> _Your objective_: Filter the listing below, copying every line in which the word "horizontal" appears.

> _Records_:
<<<<
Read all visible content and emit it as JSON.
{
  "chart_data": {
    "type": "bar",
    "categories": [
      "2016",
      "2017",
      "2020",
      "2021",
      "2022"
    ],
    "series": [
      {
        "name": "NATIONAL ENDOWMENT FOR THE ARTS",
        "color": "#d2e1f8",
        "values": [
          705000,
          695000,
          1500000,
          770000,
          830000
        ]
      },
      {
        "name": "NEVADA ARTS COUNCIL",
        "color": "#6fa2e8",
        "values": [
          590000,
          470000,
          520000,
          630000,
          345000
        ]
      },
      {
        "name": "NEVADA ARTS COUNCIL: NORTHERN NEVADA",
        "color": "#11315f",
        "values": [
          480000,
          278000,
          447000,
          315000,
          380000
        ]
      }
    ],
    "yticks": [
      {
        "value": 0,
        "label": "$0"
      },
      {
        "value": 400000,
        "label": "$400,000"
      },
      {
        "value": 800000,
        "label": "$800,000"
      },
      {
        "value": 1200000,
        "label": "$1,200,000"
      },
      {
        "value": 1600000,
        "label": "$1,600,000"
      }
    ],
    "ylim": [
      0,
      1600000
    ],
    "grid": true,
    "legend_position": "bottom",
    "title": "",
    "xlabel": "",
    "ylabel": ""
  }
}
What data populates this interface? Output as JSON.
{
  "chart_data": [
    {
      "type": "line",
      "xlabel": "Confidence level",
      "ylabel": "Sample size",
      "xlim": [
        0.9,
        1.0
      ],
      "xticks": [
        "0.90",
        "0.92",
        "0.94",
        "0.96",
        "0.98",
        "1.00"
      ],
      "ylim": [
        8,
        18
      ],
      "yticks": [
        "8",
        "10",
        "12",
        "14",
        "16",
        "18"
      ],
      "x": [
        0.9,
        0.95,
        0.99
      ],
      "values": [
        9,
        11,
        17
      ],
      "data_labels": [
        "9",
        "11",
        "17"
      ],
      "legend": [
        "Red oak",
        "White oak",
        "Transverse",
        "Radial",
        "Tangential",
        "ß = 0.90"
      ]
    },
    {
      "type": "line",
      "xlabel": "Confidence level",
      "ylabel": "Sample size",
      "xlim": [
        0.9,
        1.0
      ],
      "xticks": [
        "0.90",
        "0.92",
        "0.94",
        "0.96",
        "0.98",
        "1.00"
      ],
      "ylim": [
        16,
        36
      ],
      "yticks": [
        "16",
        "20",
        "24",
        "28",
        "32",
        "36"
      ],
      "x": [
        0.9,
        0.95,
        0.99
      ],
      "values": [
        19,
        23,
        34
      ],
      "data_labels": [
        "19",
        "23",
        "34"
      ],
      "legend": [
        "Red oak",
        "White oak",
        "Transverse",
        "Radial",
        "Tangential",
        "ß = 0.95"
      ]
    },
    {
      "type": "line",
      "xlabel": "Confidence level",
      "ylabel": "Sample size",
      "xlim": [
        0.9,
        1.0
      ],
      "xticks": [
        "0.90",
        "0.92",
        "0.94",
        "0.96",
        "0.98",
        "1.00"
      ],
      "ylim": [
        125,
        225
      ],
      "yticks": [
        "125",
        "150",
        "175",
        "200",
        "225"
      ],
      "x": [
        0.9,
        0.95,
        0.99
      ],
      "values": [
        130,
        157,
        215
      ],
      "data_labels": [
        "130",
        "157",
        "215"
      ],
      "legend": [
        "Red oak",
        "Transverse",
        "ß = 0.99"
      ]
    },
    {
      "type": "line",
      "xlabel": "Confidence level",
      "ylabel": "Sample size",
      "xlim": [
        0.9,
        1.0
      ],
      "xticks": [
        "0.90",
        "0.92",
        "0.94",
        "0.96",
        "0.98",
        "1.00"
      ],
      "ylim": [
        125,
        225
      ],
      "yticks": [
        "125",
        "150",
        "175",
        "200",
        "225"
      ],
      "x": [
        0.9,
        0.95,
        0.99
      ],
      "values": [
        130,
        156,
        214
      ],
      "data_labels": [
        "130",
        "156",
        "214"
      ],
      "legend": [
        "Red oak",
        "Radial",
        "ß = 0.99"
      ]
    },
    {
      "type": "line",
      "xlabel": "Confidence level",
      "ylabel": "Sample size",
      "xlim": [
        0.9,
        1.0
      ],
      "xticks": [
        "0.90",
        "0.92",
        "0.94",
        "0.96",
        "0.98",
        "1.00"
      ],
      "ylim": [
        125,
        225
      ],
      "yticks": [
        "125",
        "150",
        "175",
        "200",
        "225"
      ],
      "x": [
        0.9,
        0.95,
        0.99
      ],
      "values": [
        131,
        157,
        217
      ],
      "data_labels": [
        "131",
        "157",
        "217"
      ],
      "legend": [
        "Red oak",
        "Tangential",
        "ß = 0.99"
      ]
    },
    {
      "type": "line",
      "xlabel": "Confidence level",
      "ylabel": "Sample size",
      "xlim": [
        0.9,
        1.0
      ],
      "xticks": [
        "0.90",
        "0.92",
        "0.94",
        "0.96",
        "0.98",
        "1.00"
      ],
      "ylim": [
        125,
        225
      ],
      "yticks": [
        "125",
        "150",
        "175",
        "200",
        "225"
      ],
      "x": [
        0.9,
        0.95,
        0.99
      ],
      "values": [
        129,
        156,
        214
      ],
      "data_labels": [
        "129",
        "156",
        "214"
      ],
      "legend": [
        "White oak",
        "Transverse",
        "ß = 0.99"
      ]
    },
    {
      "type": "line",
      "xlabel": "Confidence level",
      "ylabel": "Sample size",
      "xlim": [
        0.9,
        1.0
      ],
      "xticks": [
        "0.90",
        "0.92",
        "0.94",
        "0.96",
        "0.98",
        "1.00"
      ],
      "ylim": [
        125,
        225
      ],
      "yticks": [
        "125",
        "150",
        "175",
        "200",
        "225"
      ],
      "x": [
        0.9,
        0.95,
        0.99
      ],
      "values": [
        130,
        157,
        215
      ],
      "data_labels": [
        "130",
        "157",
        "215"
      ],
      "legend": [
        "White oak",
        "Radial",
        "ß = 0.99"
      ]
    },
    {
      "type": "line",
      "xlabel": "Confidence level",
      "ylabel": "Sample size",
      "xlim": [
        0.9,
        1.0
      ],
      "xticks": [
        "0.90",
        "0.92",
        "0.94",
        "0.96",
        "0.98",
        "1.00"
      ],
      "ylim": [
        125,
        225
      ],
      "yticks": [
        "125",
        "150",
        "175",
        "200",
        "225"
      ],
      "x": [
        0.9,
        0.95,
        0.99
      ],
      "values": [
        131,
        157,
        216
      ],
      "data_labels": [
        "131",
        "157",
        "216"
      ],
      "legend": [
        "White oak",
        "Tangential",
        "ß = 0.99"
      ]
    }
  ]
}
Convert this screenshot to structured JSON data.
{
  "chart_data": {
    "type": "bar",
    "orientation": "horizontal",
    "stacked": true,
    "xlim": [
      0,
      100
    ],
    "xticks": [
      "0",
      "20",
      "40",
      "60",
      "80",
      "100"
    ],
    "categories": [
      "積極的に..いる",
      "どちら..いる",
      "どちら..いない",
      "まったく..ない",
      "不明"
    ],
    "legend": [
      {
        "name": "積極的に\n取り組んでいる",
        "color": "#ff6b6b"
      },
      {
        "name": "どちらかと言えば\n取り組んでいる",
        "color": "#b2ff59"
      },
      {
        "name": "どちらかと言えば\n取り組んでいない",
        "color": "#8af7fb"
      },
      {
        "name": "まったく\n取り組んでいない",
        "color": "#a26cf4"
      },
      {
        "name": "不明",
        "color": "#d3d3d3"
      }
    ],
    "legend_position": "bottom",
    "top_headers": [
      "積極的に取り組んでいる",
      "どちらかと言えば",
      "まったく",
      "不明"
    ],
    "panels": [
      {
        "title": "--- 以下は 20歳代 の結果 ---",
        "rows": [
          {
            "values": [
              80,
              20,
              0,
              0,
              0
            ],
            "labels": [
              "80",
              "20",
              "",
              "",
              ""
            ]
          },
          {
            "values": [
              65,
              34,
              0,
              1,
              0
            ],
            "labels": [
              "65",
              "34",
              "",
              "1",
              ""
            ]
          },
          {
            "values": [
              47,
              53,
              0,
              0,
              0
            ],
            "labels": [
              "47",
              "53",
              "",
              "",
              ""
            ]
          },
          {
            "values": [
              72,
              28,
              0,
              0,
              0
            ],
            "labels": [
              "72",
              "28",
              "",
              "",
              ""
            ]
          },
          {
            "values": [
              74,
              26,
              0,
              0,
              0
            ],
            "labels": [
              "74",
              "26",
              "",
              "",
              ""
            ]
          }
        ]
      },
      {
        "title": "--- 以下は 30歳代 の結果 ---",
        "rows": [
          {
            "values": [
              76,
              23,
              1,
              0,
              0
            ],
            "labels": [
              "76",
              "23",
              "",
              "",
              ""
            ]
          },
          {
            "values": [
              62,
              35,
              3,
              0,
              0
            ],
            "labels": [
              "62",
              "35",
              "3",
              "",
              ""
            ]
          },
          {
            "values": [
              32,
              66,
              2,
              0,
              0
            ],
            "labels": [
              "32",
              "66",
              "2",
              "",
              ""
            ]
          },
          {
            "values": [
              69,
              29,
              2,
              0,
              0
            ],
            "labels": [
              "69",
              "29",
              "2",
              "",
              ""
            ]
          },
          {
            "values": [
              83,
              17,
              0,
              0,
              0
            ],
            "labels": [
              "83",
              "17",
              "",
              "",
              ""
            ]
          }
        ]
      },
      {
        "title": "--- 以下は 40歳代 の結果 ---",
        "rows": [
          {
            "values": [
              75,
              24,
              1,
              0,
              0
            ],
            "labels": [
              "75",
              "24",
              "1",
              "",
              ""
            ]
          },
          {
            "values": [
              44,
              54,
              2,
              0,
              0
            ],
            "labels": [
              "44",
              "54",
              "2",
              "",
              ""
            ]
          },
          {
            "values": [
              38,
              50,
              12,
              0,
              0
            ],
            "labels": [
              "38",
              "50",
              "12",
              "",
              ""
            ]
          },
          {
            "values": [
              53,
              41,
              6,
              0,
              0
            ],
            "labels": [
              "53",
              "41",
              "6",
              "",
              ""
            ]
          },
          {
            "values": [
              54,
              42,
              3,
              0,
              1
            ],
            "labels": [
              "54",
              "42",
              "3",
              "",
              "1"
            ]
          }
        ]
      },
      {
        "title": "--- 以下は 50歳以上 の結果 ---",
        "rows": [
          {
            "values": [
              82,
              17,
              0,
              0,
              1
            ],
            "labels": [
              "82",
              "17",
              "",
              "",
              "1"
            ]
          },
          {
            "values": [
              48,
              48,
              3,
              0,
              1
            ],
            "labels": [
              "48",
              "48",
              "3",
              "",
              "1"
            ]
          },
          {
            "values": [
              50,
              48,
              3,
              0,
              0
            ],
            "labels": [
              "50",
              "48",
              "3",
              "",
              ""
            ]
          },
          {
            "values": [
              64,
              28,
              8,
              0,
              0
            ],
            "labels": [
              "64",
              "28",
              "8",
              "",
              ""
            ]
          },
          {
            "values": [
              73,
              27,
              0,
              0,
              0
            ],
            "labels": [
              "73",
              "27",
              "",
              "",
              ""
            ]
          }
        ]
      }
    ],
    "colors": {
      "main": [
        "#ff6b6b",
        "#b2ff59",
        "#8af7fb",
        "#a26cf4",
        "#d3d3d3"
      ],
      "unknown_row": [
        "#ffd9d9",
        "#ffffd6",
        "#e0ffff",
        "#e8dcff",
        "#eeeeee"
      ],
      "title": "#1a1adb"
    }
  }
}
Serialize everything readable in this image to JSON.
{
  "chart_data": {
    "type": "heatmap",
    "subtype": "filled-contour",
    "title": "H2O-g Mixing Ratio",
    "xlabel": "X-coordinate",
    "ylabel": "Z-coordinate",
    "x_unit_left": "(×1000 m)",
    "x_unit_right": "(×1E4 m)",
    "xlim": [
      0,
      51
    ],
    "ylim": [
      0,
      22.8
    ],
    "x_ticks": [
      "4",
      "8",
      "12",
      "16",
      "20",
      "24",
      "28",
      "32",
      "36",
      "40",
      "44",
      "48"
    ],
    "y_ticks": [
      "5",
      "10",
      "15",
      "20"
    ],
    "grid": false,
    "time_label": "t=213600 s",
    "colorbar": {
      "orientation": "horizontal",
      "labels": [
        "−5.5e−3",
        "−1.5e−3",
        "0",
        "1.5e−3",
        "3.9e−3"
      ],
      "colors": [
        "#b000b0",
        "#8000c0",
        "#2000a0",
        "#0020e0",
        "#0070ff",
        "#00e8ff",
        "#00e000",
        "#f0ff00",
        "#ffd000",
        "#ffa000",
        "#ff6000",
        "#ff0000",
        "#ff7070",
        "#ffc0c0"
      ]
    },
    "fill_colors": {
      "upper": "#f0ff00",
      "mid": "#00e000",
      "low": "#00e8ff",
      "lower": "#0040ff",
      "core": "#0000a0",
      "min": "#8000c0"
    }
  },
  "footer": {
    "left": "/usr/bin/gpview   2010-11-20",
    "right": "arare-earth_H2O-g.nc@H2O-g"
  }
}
>>>>
> _Answer below_:
    "orientation": "horizontal",
      "orientation": "horizontal",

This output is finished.